[Dataset entries]
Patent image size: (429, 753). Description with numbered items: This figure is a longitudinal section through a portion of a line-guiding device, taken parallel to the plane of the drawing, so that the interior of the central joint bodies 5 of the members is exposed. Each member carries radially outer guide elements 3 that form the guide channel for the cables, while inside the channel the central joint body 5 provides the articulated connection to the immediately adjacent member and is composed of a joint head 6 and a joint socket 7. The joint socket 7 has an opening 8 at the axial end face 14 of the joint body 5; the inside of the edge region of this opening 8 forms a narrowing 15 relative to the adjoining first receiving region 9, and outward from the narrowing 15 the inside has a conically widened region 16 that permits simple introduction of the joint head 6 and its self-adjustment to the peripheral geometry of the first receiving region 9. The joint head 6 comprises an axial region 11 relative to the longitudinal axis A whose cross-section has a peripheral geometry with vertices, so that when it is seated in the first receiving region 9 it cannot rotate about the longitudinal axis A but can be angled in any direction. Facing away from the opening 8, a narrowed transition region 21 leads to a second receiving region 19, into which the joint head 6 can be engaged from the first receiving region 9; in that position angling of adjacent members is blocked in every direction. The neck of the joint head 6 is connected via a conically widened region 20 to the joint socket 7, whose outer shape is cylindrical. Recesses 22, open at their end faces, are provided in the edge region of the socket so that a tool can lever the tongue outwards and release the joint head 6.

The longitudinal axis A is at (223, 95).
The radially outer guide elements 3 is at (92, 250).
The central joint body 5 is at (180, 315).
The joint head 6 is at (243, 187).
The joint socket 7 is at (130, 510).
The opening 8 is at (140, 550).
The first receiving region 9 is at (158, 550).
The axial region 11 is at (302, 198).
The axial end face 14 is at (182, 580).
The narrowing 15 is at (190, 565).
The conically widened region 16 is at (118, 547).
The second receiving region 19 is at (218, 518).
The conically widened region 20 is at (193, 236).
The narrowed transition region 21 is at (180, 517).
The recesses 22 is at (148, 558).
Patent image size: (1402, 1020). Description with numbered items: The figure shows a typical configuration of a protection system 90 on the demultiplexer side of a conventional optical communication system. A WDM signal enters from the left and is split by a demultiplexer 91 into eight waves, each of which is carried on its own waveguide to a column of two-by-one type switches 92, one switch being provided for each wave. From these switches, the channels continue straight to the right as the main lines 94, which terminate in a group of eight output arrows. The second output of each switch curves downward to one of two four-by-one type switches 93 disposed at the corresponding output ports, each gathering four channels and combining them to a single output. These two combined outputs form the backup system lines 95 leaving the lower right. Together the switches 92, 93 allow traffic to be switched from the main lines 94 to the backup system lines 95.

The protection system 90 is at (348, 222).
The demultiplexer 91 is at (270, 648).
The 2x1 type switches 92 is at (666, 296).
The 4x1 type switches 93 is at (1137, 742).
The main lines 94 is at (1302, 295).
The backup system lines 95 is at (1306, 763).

● **Goal**
Please write out everything in the material from the line containing "Patent image size: (1402, 1020)." down to the last line, copying each line exactly and including both ends.

● **Complete answer**
Patent image size: (1402, 1020). Description with numbered items: The figure shows a typical configuration of a protection system 90 on the demultiplexer side of a conventional optical communication system. A WDM signal enters from the left and is split by a demultiplexer 91 into eight waves, each of which is carried on its own waveguide to a column of two-by-one type switches 92, one switch being provided for each wave. From these switches, the channels continue straight to the right as the main lines 94, which terminate in a group of eight output arrows. The second output of each switch curves downward to one of two four-by-one type switches 93 disposed at the corresponding output ports, each gathering four channels and combining them to a single output. These two combined outputs form the backup system lines 95 leaving the lower right. Together the switches 92, 93 allow traffic to be switched from the main lines 94 to the backup system lines 95.

The protection system 90 is at (348, 222).
The demultiplexer 91 is at (270, 648).
The 2x1 type switches 92 is at (666, 296).
The 4x1 type switches 93 is at (1137, 742).
The main lines 94 is at (1302, 295).
The backup system lines 95 is at (1306, 763).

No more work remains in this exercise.